**STATED GOAL:** Copy out every line exactly, passing over the pictures.

**DATASET:**
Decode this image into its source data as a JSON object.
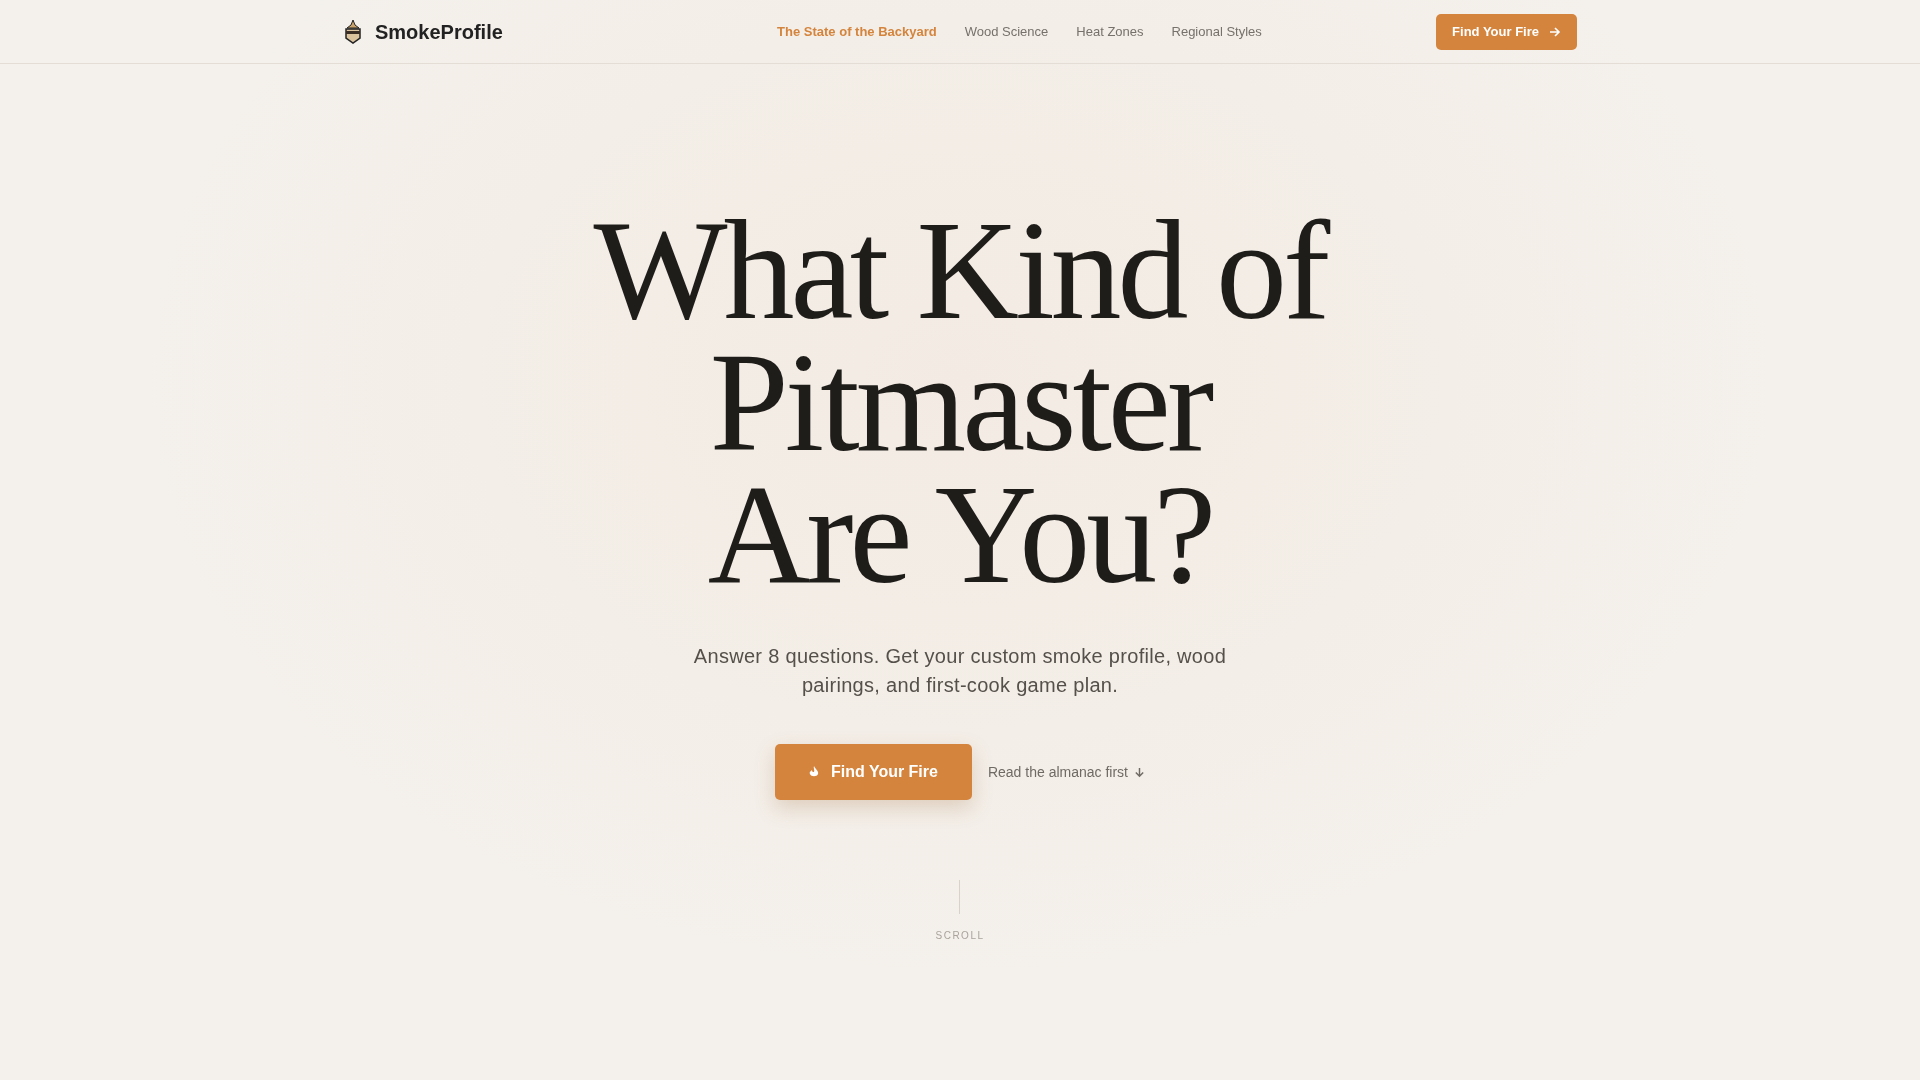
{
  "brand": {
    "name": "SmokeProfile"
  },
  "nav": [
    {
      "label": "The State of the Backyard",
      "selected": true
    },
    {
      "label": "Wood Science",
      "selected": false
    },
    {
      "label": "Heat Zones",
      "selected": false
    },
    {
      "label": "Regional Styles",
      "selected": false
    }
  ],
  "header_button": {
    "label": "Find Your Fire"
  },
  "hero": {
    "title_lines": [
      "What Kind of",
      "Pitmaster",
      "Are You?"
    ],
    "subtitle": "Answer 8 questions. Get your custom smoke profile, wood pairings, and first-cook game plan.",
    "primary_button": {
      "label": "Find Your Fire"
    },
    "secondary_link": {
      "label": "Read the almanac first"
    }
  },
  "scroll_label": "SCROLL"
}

**EXPECTED ANSWER:**
Decode this image into its source data as a JSON object.
{
  "brand": {
    "name": "SmokeProfile"
  },
  "nav": [
    {
      "label": "The State of the Backyard",
      "selected": true
    },
    {
      "label": "Wood Science",
      "selected": false
    },
    {
      "label": "Heat Zones",
      "selected": false
    },
    {
      "label": "Regional Styles",
      "selected": false
    }
  ],
  "header_button": {
    "label": "Find Your Fire"
  },
  "hero": {
    "title_lines": [
      "What Kind of",
      "Pitmaster",
      "Are You?"
    ],
    "subtitle": "Answer 8 questions. Get your custom smoke profile, wood pairings, and first-cook game plan.",
    "primary_button": {
      "label": "Find Your Fire"
    },
    "secondary_link": {
      "label": "Read the almanac first"
    }
  },
  "scroll_label": "SCROLL"
}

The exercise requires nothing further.